WRITTEN INSTRUCTION —
Read the lines below and count those that have the word "systemd". Respond with the number only.
----
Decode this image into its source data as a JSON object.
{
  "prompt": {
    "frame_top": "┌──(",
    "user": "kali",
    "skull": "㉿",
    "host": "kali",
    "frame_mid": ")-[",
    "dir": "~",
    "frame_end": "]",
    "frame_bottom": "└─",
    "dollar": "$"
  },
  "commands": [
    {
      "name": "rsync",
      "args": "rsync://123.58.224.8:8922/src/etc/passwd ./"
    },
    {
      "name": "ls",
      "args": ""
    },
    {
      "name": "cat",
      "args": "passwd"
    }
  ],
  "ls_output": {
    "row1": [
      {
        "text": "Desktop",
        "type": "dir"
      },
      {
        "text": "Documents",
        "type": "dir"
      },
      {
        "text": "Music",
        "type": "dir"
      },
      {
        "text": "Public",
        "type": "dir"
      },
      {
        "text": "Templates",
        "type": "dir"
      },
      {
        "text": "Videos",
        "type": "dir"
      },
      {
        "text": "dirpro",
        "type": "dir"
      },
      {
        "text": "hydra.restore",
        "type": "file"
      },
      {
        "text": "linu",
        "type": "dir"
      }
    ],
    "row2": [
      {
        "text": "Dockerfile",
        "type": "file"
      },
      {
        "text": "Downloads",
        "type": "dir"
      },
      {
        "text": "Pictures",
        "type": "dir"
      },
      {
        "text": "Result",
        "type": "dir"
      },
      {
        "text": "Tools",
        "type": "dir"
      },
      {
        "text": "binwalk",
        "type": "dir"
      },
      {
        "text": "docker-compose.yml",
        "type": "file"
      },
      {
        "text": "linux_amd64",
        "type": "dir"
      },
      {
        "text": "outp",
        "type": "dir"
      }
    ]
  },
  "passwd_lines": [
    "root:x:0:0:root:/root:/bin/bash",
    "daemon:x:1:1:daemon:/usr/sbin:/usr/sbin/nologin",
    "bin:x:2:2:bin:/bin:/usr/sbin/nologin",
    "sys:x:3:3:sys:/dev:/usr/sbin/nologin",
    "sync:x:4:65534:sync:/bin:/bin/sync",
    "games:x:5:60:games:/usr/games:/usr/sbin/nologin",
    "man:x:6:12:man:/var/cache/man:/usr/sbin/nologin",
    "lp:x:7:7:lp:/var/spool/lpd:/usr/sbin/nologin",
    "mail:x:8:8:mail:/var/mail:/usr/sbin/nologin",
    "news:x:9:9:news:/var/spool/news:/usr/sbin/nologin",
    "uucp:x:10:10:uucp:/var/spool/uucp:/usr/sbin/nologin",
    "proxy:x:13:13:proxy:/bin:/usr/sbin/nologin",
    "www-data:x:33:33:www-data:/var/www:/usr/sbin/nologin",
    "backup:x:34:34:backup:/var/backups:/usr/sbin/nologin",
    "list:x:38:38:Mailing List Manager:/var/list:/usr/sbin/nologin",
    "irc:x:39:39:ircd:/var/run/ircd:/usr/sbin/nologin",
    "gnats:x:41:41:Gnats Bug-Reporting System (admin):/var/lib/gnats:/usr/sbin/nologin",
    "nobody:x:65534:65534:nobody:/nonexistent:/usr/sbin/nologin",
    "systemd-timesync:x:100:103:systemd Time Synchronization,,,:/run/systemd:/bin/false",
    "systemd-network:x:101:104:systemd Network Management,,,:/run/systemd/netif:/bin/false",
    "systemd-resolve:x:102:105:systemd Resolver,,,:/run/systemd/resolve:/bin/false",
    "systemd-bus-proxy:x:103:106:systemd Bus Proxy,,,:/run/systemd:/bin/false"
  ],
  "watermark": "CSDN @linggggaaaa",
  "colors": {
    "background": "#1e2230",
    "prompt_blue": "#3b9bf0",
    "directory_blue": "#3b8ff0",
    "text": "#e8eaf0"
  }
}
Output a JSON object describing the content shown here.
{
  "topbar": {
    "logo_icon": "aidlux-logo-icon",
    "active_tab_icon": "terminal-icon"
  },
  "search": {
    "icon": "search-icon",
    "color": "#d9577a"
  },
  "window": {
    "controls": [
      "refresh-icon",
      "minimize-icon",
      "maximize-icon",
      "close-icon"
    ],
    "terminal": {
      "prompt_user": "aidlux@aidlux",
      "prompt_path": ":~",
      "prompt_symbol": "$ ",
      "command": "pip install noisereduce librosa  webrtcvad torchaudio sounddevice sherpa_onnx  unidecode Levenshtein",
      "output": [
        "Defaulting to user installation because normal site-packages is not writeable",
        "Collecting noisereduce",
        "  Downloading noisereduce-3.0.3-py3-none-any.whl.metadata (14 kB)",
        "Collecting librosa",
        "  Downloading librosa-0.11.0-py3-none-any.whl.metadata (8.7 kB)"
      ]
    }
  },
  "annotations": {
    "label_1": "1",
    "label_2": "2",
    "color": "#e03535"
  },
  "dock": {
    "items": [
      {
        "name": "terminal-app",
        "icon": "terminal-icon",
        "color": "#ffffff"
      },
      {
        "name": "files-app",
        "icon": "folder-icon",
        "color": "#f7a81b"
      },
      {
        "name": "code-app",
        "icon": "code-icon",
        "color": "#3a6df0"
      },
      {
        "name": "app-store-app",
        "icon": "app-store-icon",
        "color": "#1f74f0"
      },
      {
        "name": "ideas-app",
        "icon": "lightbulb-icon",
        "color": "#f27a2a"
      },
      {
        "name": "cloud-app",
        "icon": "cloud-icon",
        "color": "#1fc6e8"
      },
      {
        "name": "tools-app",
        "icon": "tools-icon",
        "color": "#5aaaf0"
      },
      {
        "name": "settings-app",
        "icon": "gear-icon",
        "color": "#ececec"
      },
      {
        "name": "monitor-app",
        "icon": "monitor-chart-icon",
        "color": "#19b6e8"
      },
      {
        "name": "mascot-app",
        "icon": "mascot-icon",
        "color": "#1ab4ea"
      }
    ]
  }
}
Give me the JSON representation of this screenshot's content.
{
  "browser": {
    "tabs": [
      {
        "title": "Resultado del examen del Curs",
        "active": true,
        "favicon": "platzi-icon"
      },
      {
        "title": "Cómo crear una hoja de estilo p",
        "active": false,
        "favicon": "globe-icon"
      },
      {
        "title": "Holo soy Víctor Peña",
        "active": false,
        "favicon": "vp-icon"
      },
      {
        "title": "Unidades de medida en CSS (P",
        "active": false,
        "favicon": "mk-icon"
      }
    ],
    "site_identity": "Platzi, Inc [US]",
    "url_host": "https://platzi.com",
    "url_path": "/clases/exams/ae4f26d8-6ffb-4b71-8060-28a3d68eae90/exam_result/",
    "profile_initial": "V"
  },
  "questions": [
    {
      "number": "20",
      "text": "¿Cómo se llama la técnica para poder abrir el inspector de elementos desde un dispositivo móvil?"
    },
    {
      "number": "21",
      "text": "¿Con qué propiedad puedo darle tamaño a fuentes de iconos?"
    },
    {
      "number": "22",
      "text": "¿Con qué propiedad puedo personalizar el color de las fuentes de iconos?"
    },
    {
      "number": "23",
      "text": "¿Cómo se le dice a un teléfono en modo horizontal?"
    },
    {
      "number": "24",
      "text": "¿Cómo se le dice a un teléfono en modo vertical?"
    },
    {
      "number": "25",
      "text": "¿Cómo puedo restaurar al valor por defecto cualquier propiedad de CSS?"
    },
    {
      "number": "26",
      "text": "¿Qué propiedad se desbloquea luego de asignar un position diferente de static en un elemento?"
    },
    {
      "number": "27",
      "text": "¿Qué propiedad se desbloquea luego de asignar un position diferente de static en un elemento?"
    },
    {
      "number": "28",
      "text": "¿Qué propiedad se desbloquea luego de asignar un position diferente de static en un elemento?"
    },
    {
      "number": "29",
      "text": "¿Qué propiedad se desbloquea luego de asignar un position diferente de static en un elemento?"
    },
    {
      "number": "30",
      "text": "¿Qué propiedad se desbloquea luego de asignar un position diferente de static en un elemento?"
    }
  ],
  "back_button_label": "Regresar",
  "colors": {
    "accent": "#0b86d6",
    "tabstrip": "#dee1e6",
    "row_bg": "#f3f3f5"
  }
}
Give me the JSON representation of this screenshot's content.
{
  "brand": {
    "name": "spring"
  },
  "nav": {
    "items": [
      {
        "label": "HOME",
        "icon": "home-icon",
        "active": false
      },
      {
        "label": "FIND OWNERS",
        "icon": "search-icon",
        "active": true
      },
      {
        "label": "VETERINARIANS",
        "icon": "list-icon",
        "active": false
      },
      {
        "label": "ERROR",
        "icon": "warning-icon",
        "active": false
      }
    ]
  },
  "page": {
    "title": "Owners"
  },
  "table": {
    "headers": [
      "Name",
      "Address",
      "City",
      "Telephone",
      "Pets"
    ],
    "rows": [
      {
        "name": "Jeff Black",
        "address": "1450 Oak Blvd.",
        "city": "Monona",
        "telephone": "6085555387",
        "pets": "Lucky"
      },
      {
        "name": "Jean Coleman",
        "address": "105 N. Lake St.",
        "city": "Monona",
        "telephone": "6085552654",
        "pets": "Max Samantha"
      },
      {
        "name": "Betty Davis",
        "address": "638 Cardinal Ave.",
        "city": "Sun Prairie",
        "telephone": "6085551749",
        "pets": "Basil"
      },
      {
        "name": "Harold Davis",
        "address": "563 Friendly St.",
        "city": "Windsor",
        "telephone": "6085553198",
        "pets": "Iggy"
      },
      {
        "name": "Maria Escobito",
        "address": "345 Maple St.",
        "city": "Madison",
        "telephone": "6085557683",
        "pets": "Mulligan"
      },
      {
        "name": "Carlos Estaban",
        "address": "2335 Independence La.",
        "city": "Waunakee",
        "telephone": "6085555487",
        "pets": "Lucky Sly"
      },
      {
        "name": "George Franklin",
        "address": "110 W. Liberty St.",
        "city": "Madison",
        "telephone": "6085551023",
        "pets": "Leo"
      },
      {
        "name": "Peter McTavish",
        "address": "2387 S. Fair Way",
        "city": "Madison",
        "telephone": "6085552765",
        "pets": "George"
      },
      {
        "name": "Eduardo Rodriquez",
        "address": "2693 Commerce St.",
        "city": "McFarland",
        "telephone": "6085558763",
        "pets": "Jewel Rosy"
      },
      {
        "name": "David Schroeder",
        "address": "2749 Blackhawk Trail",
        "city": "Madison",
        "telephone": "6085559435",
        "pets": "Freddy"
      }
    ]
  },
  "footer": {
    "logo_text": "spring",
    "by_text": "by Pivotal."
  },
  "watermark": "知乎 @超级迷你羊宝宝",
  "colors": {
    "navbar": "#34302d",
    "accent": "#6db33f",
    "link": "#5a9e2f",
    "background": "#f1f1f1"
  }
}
----
ANSWER TO THIS EXERCISE —
4